::: Extracted records :::

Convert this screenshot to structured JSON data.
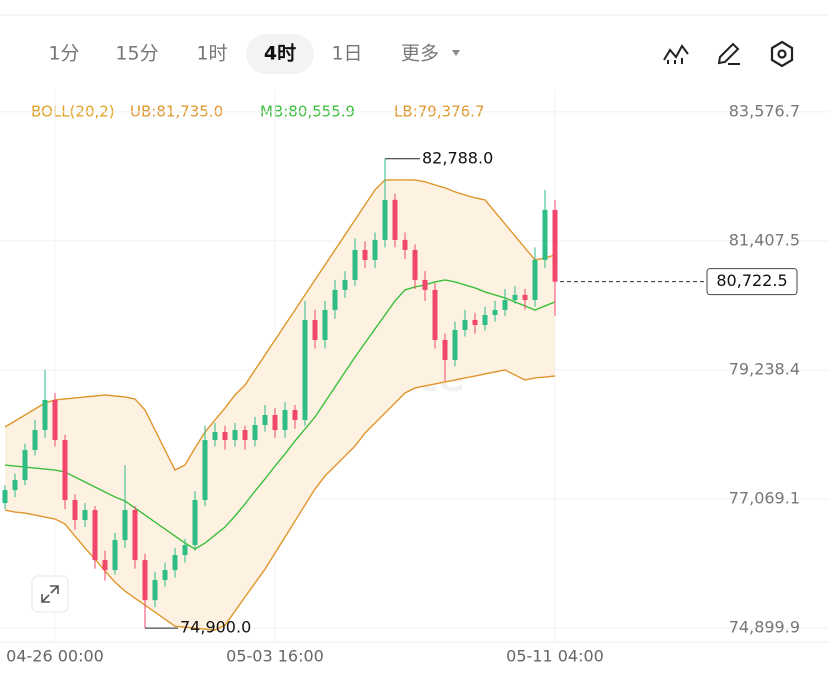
{
  "tabs": [
    "1分",
    "15分",
    "1时",
    "4时",
    "1日",
    "更多"
  ],
  "selected_tab": 3,
  "chart_data": {
    "type": "candlestick",
    "watermark": "Gate",
    "indicator": "BOLL(20,2)",
    "indicator_color": "#e0a020",
    "up_color": "#2dbd85",
    "down_color": "#f0466b",
    "band_fill": "#fdf1e2",
    "categories": [
      null,
      null,
      null,
      null,
      null,
      "04-26 00:00",
      null,
      null,
      null,
      null,
      null,
      null,
      null,
      null,
      null,
      null,
      null,
      null,
      null,
      null,
      null,
      null,
      null,
      null,
      null,
      null,
      null,
      "05-03 16:00",
      null,
      null,
      null,
      null,
      null,
      null,
      null,
      null,
      null,
      null,
      null,
      null,
      null,
      null,
      null,
      null,
      null,
      null,
      null,
      null,
      null,
      null,
      null,
      null,
      null,
      null,
      null,
      "05-11 04:00"
    ],
    "ohlc": [
      [
        77000,
        77300,
        76900,
        77220
      ],
      [
        77220,
        77500,
        77100,
        77388
      ],
      [
        77388,
        78000,
        77300,
        77893
      ],
      [
        77893,
        78400,
        77800,
        78229
      ],
      [
        78229,
        79240,
        78100,
        78734
      ],
      [
        78734,
        78850,
        77950,
        78061
      ],
      [
        78061,
        78150,
        76900,
        77052
      ],
      [
        77052,
        77150,
        76550,
        76716
      ],
      [
        76716,
        77000,
        76600,
        76884
      ],
      [
        76884,
        76950,
        75900,
        76043
      ],
      [
        76043,
        76200,
        75700,
        75875
      ],
      [
        75875,
        76500,
        75800,
        76379
      ],
      [
        76379,
        77640,
        76250,
        76884
      ],
      [
        76884,
        76950,
        75900,
        76043
      ],
      [
        76043,
        76150,
        74900,
        75370
      ],
      [
        75370,
        75850,
        75250,
        75707
      ],
      [
        75707,
        76000,
        75600,
        75875
      ],
      [
        75875,
        76250,
        75750,
        76127
      ],
      [
        76127,
        76400,
        76000,
        76295
      ],
      [
        76295,
        77200,
        76200,
        77052
      ],
      [
        77052,
        78300,
        76950,
        78061
      ],
      [
        78061,
        78350,
        77950,
        78195
      ],
      [
        78195,
        78300,
        77900,
        78061
      ],
      [
        78061,
        78350,
        77950,
        78229
      ],
      [
        78229,
        78300,
        77900,
        78061
      ],
      [
        78061,
        78450,
        77950,
        78313
      ],
      [
        78313,
        78650,
        78200,
        78481
      ],
      [
        78481,
        78600,
        78100,
        78229
      ],
      [
        78229,
        78700,
        78100,
        78565
      ],
      [
        78565,
        78650,
        78250,
        78397
      ],
      [
        78397,
        80400,
        78300,
        80079
      ],
      [
        80079,
        80250,
        79600,
        79743
      ],
      [
        79743,
        80400,
        79600,
        80247
      ],
      [
        80247,
        80750,
        80100,
        80584
      ],
      [
        80584,
        80900,
        80450,
        80752
      ],
      [
        80752,
        81450,
        80650,
        81256
      ],
      [
        81256,
        81400,
        80950,
        81088
      ],
      [
        81088,
        81550,
        80950,
        81424
      ],
      [
        81424,
        82788,
        81300,
        82097
      ],
      [
        82097,
        82200,
        81300,
        81424
      ],
      [
        81424,
        81550,
        81100,
        81256
      ],
      [
        81256,
        81350,
        80600,
        80752
      ],
      [
        80752,
        80900,
        80400,
        80584
      ],
      [
        80584,
        80700,
        79600,
        79743
      ],
      [
        79743,
        79850,
        79050,
        79406
      ],
      [
        79406,
        80050,
        79300,
        79911
      ],
      [
        79911,
        80250,
        79800,
        80079
      ],
      [
        80079,
        80200,
        79850,
        79995
      ],
      [
        79995,
        80300,
        79900,
        80163
      ],
      [
        80163,
        80400,
        80050,
        80247
      ],
      [
        80247,
        80600,
        80150,
        80415
      ],
      [
        80415,
        80650,
        80350,
        80500
      ],
      [
        80500,
        80600,
        80250,
        80415
      ],
      [
        80415,
        81300,
        80300,
        81088
      ],
      [
        81088,
        82265,
        80950,
        81929
      ],
      [
        81929,
        82100,
        80150,
        80722.5
      ]
    ],
    "series": [
      {
        "label": "UB:81,735.0",
        "color": "#e0962d",
        "values": [
          78280,
          78381,
          78482,
          78583,
          78684,
          78734,
          78751,
          78768,
          78785,
          78801,
          78818,
          78801,
          78785,
          78751,
          78566,
          78230,
          77893,
          77557,
          77641,
          77927,
          78196,
          78398,
          78599,
          78818,
          78986,
          79238,
          79491,
          79743,
          79995,
          80247,
          80500,
          80752,
          81004,
          81256,
          81508,
          81761,
          82013,
          82265,
          82433,
          82433,
          82433,
          82433,
          82400,
          82349,
          82299,
          82232,
          82181,
          82131,
          82097,
          81895,
          81693,
          81492,
          81290,
          81088,
          81122,
          81172
        ]
      },
      {
        "label": "MB:80,555.9",
        "color": "#3cbf3c",
        "values": [
          77641,
          77624,
          77607,
          77590,
          77573,
          77557,
          77523,
          77439,
          77355,
          77271,
          77187,
          77103,
          77036,
          76918,
          76800,
          76683,
          76565,
          76447,
          76330,
          76229,
          76330,
          76464,
          76599,
          76784,
          76985,
          77204,
          77406,
          77624,
          77826,
          78045,
          78246,
          78448,
          78700,
          78953,
          79205,
          79457,
          79692,
          79928,
          80163,
          80399,
          80584,
          80634,
          80668,
          80718,
          80752,
          80718,
          80668,
          80617,
          80550,
          80500,
          80449,
          80382,
          80315,
          80247,
          80315,
          80382
        ]
      },
      {
        "label": "LB:79,376.7",
        "color": "#e0962d",
        "values": [
          76884,
          76850,
          76834,
          76800,
          76766,
          76733,
          76649,
          76447,
          76245,
          76060,
          75858,
          75673,
          75522,
          75402,
          75285,
          75167,
          75050,
          74932,
          74915,
          74898,
          74882,
          74865,
          74949,
          75184,
          75423,
          75657,
          75889,
          76161,
          76430,
          76699,
          76968,
          77237,
          77456,
          77624,
          77792,
          77960,
          78179,
          78347,
          78515,
          78684,
          78852,
          78936,
          78970,
          79003,
          79037,
          79070,
          79104,
          79137,
          79171,
          79205,
          79238,
          79154,
          79070,
          79104,
          79120,
          79137
        ]
      }
    ],
    "ylim": [
      74700,
      83860
    ],
    "yticks": [
      {
        "value": 74899.9,
        "label": "74,899.9"
      },
      {
        "value": 77069.1,
        "label": "77,069.1"
      },
      {
        "value": 79238.4,
        "label": "79,238.4"
      },
      {
        "value": 81407.5,
        "label": "81,407.5"
      },
      {
        "value": 83576.7,
        "label": "83,576.7"
      }
    ],
    "high_label": {
      "value": 82788,
      "label": "82,788.0"
    },
    "low_label": {
      "value": 74900,
      "label": "74,900.0"
    },
    "last_price": {
      "value": 80722.5,
      "label": "80,722.5"
    },
    "grid": true
  }
}
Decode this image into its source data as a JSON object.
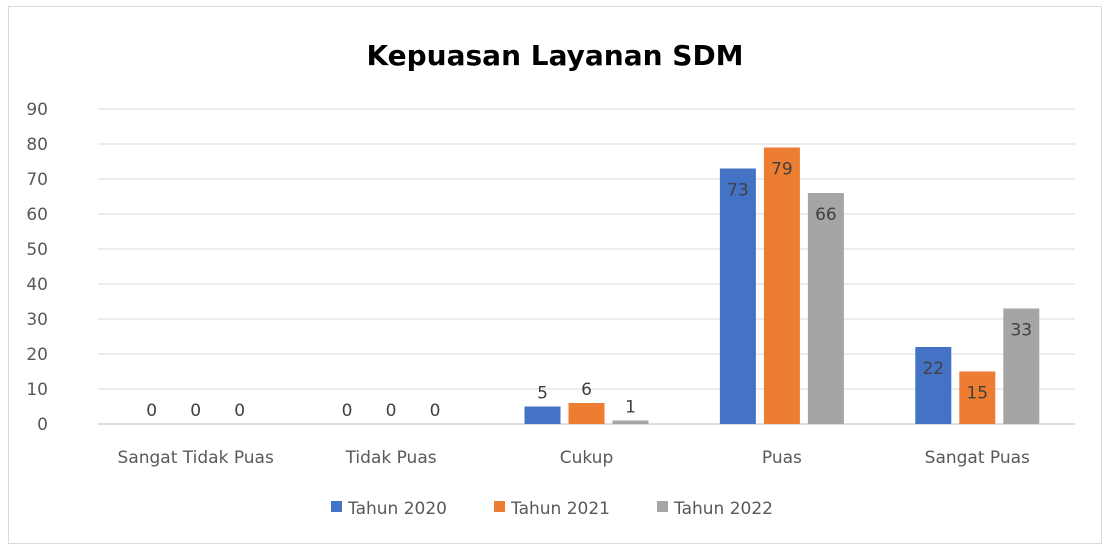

:::

Task goal
Generate a word-for-word copy of the preceding records, excluding all pictures.

Output of the exercise
Convert this screenshot to structured JSON data.
{
  "tabs": [
    "1分",
    "15分",
    "1时",
    "4时",
    "1日",
    "更多"
  ],
  "selected_tab": 3,
  "chart_data": {
    "type": "candlestick",
    "watermark": "Gate",
    "indicator": "BOLL(20,2)",
    "indicator_color": "#e0a020",
    "up_color": "#2dbd85",
    "down_color": "#f0466b",
    "band_fill": "#fdf1e2",
    "categories": [
      null,
      null,
      null,
      null,
      null,
      "04-26 00:00",
      null,
      null,
      null,
      null,
      null,
      null,
      null,
      null,
      null,
      null,
      null,
      null,
      null,
      null,
      null,
      null,
      null,
      null,
      null,
      null,
      null,
      "05-03 16:00",
      null,
      null,
      null,
      null,
      null,
      null,
      null,
      null,
      null,
      null,
      null,
      null,
      null,
      null,
      null,
      null,
      null,
      null,
      null,
      null,
      null,
      null,
      null,
      null,
      null,
      null,
      null,
      "05-11 04:00"
    ],
    "ohlc": [
      [
        77000,
        77300,
        76900,
        77220
      ],
      [
        77220,
        77500,
        77100,
        77388
      ],
      [
        77388,
        78000,
        77300,
        77893
      ],
      [
        77893,
        78400,
        77800,
        78229
      ],
      [
        78229,
        79240,
        78100,
        78734
      ],
      [
        78734,
        78850,
        77950,
        78061
      ],
      [
        78061,
        78150,
        76900,
        77052
      ],
      [
        77052,
        77150,
        76550,
        76716
      ],
      [
        76716,
        77000,
        76600,
        76884
      ],
      [
        76884,
        76950,
        75900,
        76043
      ],
      [
        76043,
        76200,
        75700,
        75875
      ],
      [
        75875,
        76500,
        75800,
        76379
      ],
      [
        76379,
        77640,
        76250,
        76884
      ],
      [
        76884,
        76950,
        75900,
        76043
      ],
      [
        76043,
        76150,
        74900,
        75370
      ],
      [
        75370,
        75850,
        75250,
        75707
      ],
      [
        75707,
        76000,
        75600,
        75875
      ],
      [
        75875,
        76250,
        75750,
        76127
      ],
      [
        76127,
        76400,
        76000,
        76295
      ],
      [
        76295,
        77200,
        76200,
        77052
      ],
      [
        77052,
        78300,
        76950,
        78061
      ],
      [
        78061,
        78350,
        77950,
        78195
      ],
      [
        78195,
        78300,
        77900,
        78061
      ],
      [
        78061,
        78350,
        77950,
        78229
      ],
      [
        78229,
        78300,
        77900,
        78061
      ],
      [
        78061,
        78450,
        77950,
        78313
      ],
      [
        78313,
        78650,
        78200,
        78481
      ],
      [
        78481,
        78600,
        78100,
        78229
      ],
      [
        78229,
        78700,
        78100,
        78565
      ],
      [
        78565,
        78650,
        78250,
        78397
      ],
      [
        78397,
        80400,
        78300,
        80079
      ],
      [
        80079,
        80250,
        79600,
        79743
      ],
      [
        79743,
        80400,
        79600,
        80247
      ],
      [
        80247,
        80750,
        80100,
        80584
      ],
      [
        80584,
        80900,
        80450,
        80752
      ],
      [
        80752,
        81450,
        80650,
        81256
      ],
      [
        81256,
        81400,
        80950,
        81088
      ],
      [
        81088,
        81550,
        80950,
        81424
      ],
      [
        81424,
        82788,
        81300,
        82097
      ],
      [
        82097,
        82200,
        81300,
        81424
      ],
      [
        81424,
        81550,
        81100,
        81256
      ],
      [
        81256,
        81350,
        80600,
        80752
      ],
      [
        80752,
        80900,
        80400,
        80584
      ],
      [
        80584,
        80700,
        79600,
        79743
      ],
      [
        79743,
        79850,
        79050,
        79406
      ],
      [
        79406,
        80050,
        79300,
        79911
      ],
      [
        79911,
        80250,
        79800,
        80079
      ],
      [
        80079,
        80200,
        79850,
        79995
      ],
      [
        79995,
        80300,
        79900,
        80163
      ],
      [
        80163,
        80400,
        80050,
        80247
      ],
      [
        80247,
        80600,
        80150,
        80415
      ],
      [
        80415,
        80650,
        80350,
        80500
      ],
      [
        80500,
        80600,
        80250,
        80415
      ],
      [
        80415,
        81300,
        80300,
        81088
      ],
      [
        81088,
        82265,
        80950,
        81929
      ],
      [
        81929,
        82100,
        80150,
        80722.5
      ]
    ],
    "series": [
      {
        "label": "UB:81,735.0",
        "color": "#e0962d",
        "values": [
          78280,
          78381,
          78482,
          78583,
          78684,
          78734,
          78751,
          78768,
          78785,
          78801,
          78818,
          78801,
          78785,
          78751,
          78566,
          78230,
          77893,
          77557,
          77641,
          77927,
          78196,
          78398,
          78599,
          78818,
          78986,
          79238,
          79491,
          79743,
          79995,
          80247,
          80500,
          80752,
          81004,
          81256,
          81508,
          81761,
          82013,
          82265,
          82433,
          82433,
          82433,
          82433,
          82400,
          82349,
          82299,
          82232,
          82181,
          82131,
          82097,
          81895,
          81693,
          81492,
          81290,
          81088,
          81122,
          81172
        ]
      },
      {
        "label": "MB:80,555.9",
        "color": "#3cbf3c",
        "values": [
          77641,
          77624,
          77607,
          77590,
          77573,
          77557,
          77523,
          77439,
          77355,
          77271,
          77187,
          77103,
          77036,
          76918,
          76800,
          76683,
          76565,
          76447,
          76330,
          76229,
          76330,
          76464,
          76599,
          76784,
          76985,
          77204,
          77406,
          77624,
          77826,
          78045,
          78246,
          78448,
          78700,
          78953,
          79205,
          79457,
          79692,
          79928,
          80163,
          80399,
          80584,
          80634,
          80668,
          80718,
          80752,
          80718,
          80668,
          80617,
          80550,
          80500,
          80449,
          80382,
          80315,
          80247,
          80315,
          80382
        ]
      },
      {
        "label": "LB:79,376.7",
        "color": "#e0962d",
        "values": [
          76884,
          76850,
          76834,
          76800,
          76766,
          76733,
          76649,
          76447,
          76245,
          76060,
          75858,
          75673,
          75522,
          75402,
          75285,
          75167,
          75050,
          74932,
          74915,
          74898,
          74882,
          74865,
          74949,
          75184,
          75423,
          75657,
          75889,
          76161,
          76430,
          76699,
          76968,
          77237,
          77456,
          77624,
          77792,
          77960,
          78179,
          78347,
          78515,
          78684,
          78852,
          78936,
          78970,
          79003,
          79037,
          79070,
          79104,
          79137,
          79171,
          79205,
          79238,
          79154,
          79070,
          79104,
          79120,
          79137
        ]
      }
    ],
    "ylim": [
      74700,
      83860
    ],
    "yticks": [
      {
        "value": 74899.9,
        "label": "74,899.9"
      },
      {
        "value": 77069.1,
        "label": "77,069.1"
      },
      {
        "value": 79238.4,
        "label": "79,238.4"
      },
      {
        "value": 81407.5,
        "label": "81,407.5"
      },
      {
        "value": 83576.7,
        "label": "83,576.7"
      }
    ],
    "high_label": {
      "value": 82788,
      "label": "82,788.0"
    },
    "low_label": {
      "value": 74900,
      "label": "74,900.0"
    },
    "last_price": {
      "value": 80722.5,
      "label": "80,722.5"
    },
    "grid": true
  }
}
Decode this image into its source data as a JSON object.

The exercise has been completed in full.